>> begin

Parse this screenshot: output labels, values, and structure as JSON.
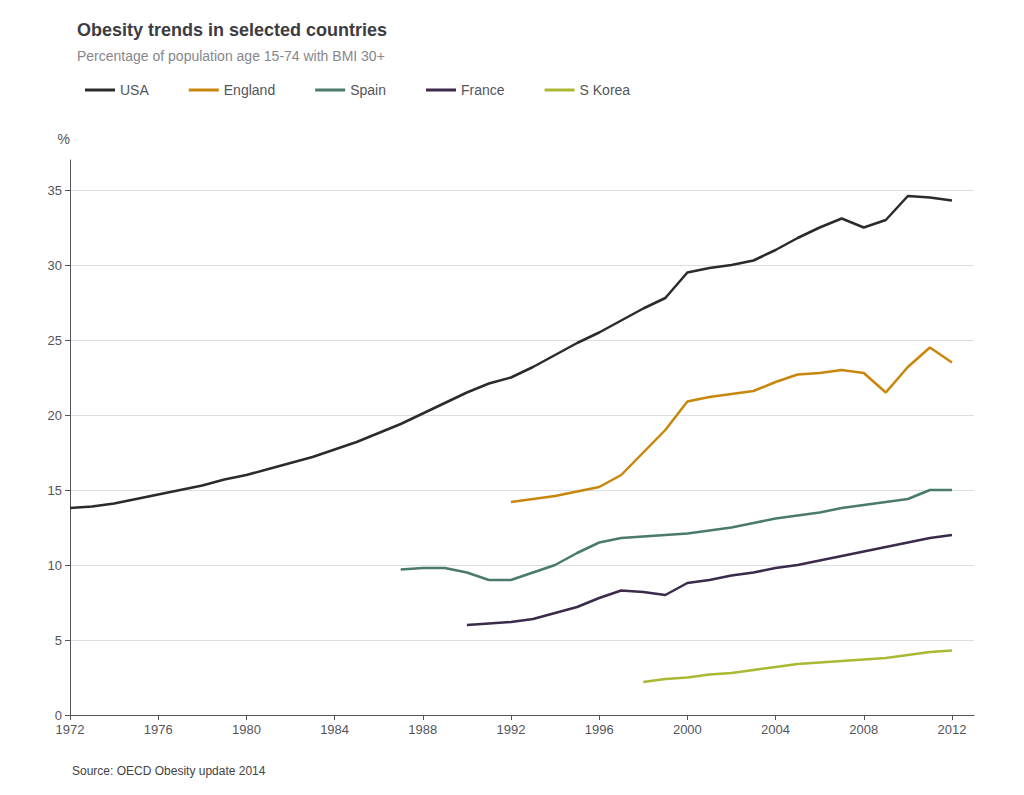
{
  "chart_data": {
    "type": "line",
    "title": "Obesity trends in selected countries",
    "subtitle": "Percentage of population age 15-74 with BMI 30+",
    "ylabel": "%",
    "annotation": "Source: OECD Obesity update 2014",
    "xlim": [
      1972,
      2013
    ],
    "xticks": [
      1972,
      1976,
      1980,
      1984,
      1988,
      1992,
      1996,
      2000,
      2004,
      2008,
      2012
    ],
    "ylim": [
      0,
      37
    ],
    "yticks": [
      0,
      5,
      10,
      15,
      20,
      25,
      30,
      35
    ],
    "grid": true,
    "legend": "top left",
    "series": [
      {
        "name": "USA",
        "color": "#2b2b2b",
        "x": [
          1972,
          1973,
          1974,
          1975,
          1976,
          1977,
          1978,
          1979,
          1980,
          1981,
          1982,
          1983,
          1984,
          1985,
          1986,
          1987,
          1988,
          1989,
          1990,
          1991,
          1992,
          1993,
          1994,
          1995,
          1996,
          1997,
          1998,
          1999,
          2000,
          2001,
          2002,
          2003,
          2004,
          2005,
          2006,
          2007,
          2008,
          2009,
          2010,
          2011,
          2012
        ],
        "values": [
          13.8,
          13.9,
          14.1,
          14.4,
          14.7,
          15.0,
          15.3,
          15.7,
          16.0,
          16.4,
          16.8,
          17.2,
          17.7,
          18.2,
          18.8,
          19.4,
          20.1,
          20.8,
          21.5,
          22.1,
          22.5,
          23.2,
          24.0,
          24.8,
          25.5,
          26.3,
          27.1,
          27.8,
          29.5,
          29.8,
          30.0,
          30.3,
          31.0,
          31.8,
          32.5,
          33.1,
          32.5,
          33.0,
          34.6,
          34.5,
          34.3
        ]
      },
      {
        "name": "England",
        "color": "#c8860a",
        "x": [
          1992,
          1993,
          1994,
          1995,
          1996,
          1997,
          1998,
          1999,
          2000,
          2001,
          2002,
          2003,
          2004,
          2005,
          2006,
          2007,
          2008,
          2009,
          2010,
          2011,
          2012
        ],
        "values": [
          14.2,
          14.4,
          14.6,
          14.9,
          15.2,
          16.0,
          17.5,
          19.0,
          20.9,
          21.2,
          21.4,
          21.6,
          22.2,
          22.7,
          22.8,
          23.0,
          22.8,
          21.5,
          23.2,
          24.5,
          23.5
        ]
      },
      {
        "name": "Spain",
        "color": "#4a7a6a",
        "x": [
          1987,
          1988,
          1989,
          1990,
          1991,
          1992,
          1993,
          1994,
          1995,
          1996,
          1997,
          1998,
          1999,
          2000,
          2001,
          2002,
          2003,
          2004,
          2005,
          2006,
          2007,
          2008,
          2009,
          2010,
          2011,
          2012
        ],
        "values": [
          9.7,
          9.8,
          9.8,
          9.5,
          9.0,
          9.0,
          9.5,
          10.0,
          10.8,
          11.5,
          11.8,
          11.9,
          12.0,
          12.1,
          12.3,
          12.5,
          12.8,
          13.1,
          13.3,
          13.5,
          13.8,
          14.0,
          14.2,
          14.4,
          15.0,
          15.0
        ]
      },
      {
        "name": "France",
        "color": "#3b2a4a",
        "x": [
          1990,
          1991,
          1992,
          1993,
          1994,
          1995,
          1996,
          1997,
          1998,
          1999,
          2000,
          2001,
          2002,
          2003,
          2004,
          2005,
          2006,
          2007,
          2008,
          2009,
          2010,
          2011,
          2012
        ],
        "values": [
          6.0,
          6.1,
          6.2,
          6.4,
          6.8,
          7.2,
          7.8,
          8.3,
          8.2,
          8.0,
          8.8,
          9.0,
          9.3,
          9.5,
          9.8,
          10.0,
          10.3,
          10.6,
          10.9,
          11.2,
          11.5,
          11.8,
          12.0
        ]
      },
      {
        "name": "S Korea",
        "color": "#aab832",
        "x": [
          1998,
          1999,
          2000,
          2001,
          2002,
          2003,
          2004,
          2005,
          2006,
          2007,
          2008,
          2009,
          2010,
          2011,
          2012
        ],
        "values": [
          2.2,
          2.4,
          2.5,
          2.7,
          2.8,
          3.0,
          3.2,
          3.4,
          3.5,
          3.6,
          3.7,
          3.8,
          4.0,
          4.2,
          4.3
        ]
      }
    ]
  }
}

>> end

▶ What to do
The records above are to be reproduced exactly; the pictures are to be left out.

▶ The response
Parse this screenshot: output labels, values, and structure as JSON.
{
  "chart_data": {
    "type": "line",
    "title": "Obesity trends in selected countries",
    "subtitle": "Percentage of population age 15-74 with BMI 30+",
    "ylabel": "%",
    "annotation": "Source: OECD Obesity update 2014",
    "xlim": [
      1972,
      2013
    ],
    "xticks": [
      1972,
      1976,
      1980,
      1984,
      1988,
      1992,
      1996,
      2000,
      2004,
      2008,
      2012
    ],
    "ylim": [
      0,
      37
    ],
    "yticks": [
      0,
      5,
      10,
      15,
      20,
      25,
      30,
      35
    ],
    "grid": true,
    "legend": "top left",
    "series": [
      {
        "name": "USA",
        "color": "#2b2b2b",
        "x": [
          1972,
          1973,
          1974,
          1975,
          1976,
          1977,
          1978,
          1979,
          1980,
          1981,
          1982,
          1983,
          1984,
          1985,
          1986,
          1987,
          1988,
          1989,
          1990,
          1991,
          1992,
          1993,
          1994,
          1995,
          1996,
          1997,
          1998,
          1999,
          2000,
          2001,
          2002,
          2003,
          2004,
          2005,
          2006,
          2007,
          2008,
          2009,
          2010,
          2011,
          2012
        ],
        "values": [
          13.8,
          13.9,
          14.1,
          14.4,
          14.7,
          15.0,
          15.3,
          15.7,
          16.0,
          16.4,
          16.8,
          17.2,
          17.7,
          18.2,
          18.8,
          19.4,
          20.1,
          20.8,
          21.5,
          22.1,
          22.5,
          23.2,
          24.0,
          24.8,
          25.5,
          26.3,
          27.1,
          27.8,
          29.5,
          29.8,
          30.0,
          30.3,
          31.0,
          31.8,
          32.5,
          33.1,
          32.5,
          33.0,
          34.6,
          34.5,
          34.3
        ]
      },
      {
        "name": "England",
        "color": "#c8860a",
        "x": [
          1992,
          1993,
          1994,
          1995,
          1996,
          1997,
          1998,
          1999,
          2000,
          2001,
          2002,
          2003,
          2004,
          2005,
          2006,
          2007,
          2008,
          2009,
          2010,
          2011,
          2012
        ],
        "values": [
          14.2,
          14.4,
          14.6,
          14.9,
          15.2,
          16.0,
          17.5,
          19.0,
          20.9,
          21.2,
          21.4,
          21.6,
          22.2,
          22.7,
          22.8,
          23.0,
          22.8,
          21.5,
          23.2,
          24.5,
          23.5
        ]
      },
      {
        "name": "Spain",
        "color": "#4a7a6a",
        "x": [
          1987,
          1988,
          1989,
          1990,
          1991,
          1992,
          1993,
          1994,
          1995,
          1996,
          1997,
          1998,
          1999,
          2000,
          2001,
          2002,
          2003,
          2004,
          2005,
          2006,
          2007,
          2008,
          2009,
          2010,
          2011,
          2012
        ],
        "values": [
          9.7,
          9.8,
          9.8,
          9.5,
          9.0,
          9.0,
          9.5,
          10.0,
          10.8,
          11.5,
          11.8,
          11.9,
          12.0,
          12.1,
          12.3,
          12.5,
          12.8,
          13.1,
          13.3,
          13.5,
          13.8,
          14.0,
          14.2,
          14.4,
          15.0,
          15.0
        ]
      },
      {
        "name": "France",
        "color": "#3b2a4a",
        "x": [
          1990,
          1991,
          1992,
          1993,
          1994,
          1995,
          1996,
          1997,
          1998,
          1999,
          2000,
          2001,
          2002,
          2003,
          2004,
          2005,
          2006,
          2007,
          2008,
          2009,
          2010,
          2011,
          2012
        ],
        "values": [
          6.0,
          6.1,
          6.2,
          6.4,
          6.8,
          7.2,
          7.8,
          8.3,
          8.2,
          8.0,
          8.8,
          9.0,
          9.3,
          9.5,
          9.8,
          10.0,
          10.3,
          10.6,
          10.9,
          11.2,
          11.5,
          11.8,
          12.0
        ]
      },
      {
        "name": "S Korea",
        "color": "#aab832",
        "x": [
          1998,
          1999,
          2000,
          2001,
          2002,
          2003,
          2004,
          2005,
          2006,
          2007,
          2008,
          2009,
          2010,
          2011,
          2012
        ],
        "values": [
          2.2,
          2.4,
          2.5,
          2.7,
          2.8,
          3.0,
          3.2,
          3.4,
          3.5,
          3.6,
          3.7,
          3.8,
          4.0,
          4.2,
          4.3
        ]
      }
    ]
  }
}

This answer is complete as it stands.